--- STORED ROWS ---
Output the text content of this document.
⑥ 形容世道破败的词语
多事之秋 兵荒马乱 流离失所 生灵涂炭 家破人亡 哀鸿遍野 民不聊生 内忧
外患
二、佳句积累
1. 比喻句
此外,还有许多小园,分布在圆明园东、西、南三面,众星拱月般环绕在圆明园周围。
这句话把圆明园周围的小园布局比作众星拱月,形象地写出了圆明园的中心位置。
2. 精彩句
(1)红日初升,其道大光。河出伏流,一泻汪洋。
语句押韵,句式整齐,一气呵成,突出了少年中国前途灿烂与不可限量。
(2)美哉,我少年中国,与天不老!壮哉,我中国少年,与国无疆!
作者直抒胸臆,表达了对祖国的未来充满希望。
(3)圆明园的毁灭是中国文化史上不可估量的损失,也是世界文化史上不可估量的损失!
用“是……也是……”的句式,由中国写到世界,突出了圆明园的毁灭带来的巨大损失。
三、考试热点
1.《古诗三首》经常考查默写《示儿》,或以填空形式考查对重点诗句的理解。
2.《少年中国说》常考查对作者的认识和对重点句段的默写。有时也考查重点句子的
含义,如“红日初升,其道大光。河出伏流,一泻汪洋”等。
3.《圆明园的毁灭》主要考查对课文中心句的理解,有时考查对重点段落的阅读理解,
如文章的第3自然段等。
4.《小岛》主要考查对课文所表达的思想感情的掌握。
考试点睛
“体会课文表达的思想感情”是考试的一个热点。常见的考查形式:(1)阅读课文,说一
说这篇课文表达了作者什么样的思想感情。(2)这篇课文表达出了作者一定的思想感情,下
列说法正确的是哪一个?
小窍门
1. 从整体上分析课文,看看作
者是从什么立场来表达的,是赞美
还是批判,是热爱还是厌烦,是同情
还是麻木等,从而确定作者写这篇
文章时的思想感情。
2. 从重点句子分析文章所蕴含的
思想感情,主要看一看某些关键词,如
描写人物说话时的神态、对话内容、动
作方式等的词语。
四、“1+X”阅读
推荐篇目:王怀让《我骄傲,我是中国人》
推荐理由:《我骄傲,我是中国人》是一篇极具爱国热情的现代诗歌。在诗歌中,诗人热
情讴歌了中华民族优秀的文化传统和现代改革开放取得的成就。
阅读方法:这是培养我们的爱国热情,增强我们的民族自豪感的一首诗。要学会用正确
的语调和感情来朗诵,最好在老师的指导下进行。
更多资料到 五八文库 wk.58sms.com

--- REQUEST ---
Repeat the material from above exactly, word for word.

--- THE ANSWER ---
Output the text content of this document.
⑥ 形容世道破败的词语
多事之秋 兵荒马乱 流离失所 生灵涂炭 家破人亡 哀鸿遍野 民不聊生 内忧
外患
二、佳句积累
1. 比喻句
此外,还有许多小园,分布在圆明园东、西、南三面,众星拱月般环绕在圆明园周围。
这句话把圆明园周围的小园布局比作众星拱月,形象地写出了圆明园的中心位置。
2. 精彩句
(1)红日初升,其道大光。河出伏流,一泻汪洋。
语句押韵,句式整齐,一气呵成,突出了少年中国前途灿烂与不可限量。
(2)美哉,我少年中国,与天不老!壮哉,我中国少年,与国无疆!
作者直抒胸臆,表达了对祖国的未来充满希望。
(3)圆明园的毁灭是中国文化史上不可估量的损失,也是世界文化史上不可估量的损失!
用“是……也是……”的句式,由中国写到世界,突出了圆明园的毁灭带来的巨大损失。
三、考试热点
1.《古诗三首》经常考查默写《示儿》,或以填空形式考查对重点诗句的理解。
2.《少年中国说》常考查对作者的认识和对重点句段的默写。有时也考查重点句子的
含义,如“红日初升,其道大光。河出伏流,一泻汪洋”等。
3.《圆明园的毁灭》主要考查对课文中心句的理解,有时考查对重点段落的阅读理解,
如文章的第3自然段等。
4.《小岛》主要考查对课文所表达的思想感情的掌握。
考试点睛
“体会课文表达的思想感情”是考试的一个热点。常见的考查形式:(1)阅读课文,说一
说这篇课文表达了作者什么样的思想感情。(2)这篇课文表达出了作者一定的思想感情,下
列说法正确的是哪一个?
小窍门
1. 从整体上分析课文,看看作
者是从什么立场来表达的,是赞美
还是批判,是热爱还是厌烦,是同情
还是麻木等,从而确定作者写这篇
文章时的思想感情。
2. 从重点句子分析文章所蕴含的
思想感情,主要看一看某些关键词,如
描写人物说话时的神态、对话内容、动
作方式等的词语。
四、“1+X”阅读
推荐篇目:王怀让《我骄傲,我是中国人》
推荐理由:《我骄傲,我是中国人》是一篇极具爱国热情的现代诗歌。在诗歌中,诗人热
情讴歌了中华民族优秀的文化传统和现代改革开放取得的成就。
阅读方法:这是培养我们的爱国热情,增强我们的民族自豪感的一首诗。要学会用正确
的语调和感情来朗诵,最好在老师的指导下进行。
更多资料到 五八文库 wk.58sms.com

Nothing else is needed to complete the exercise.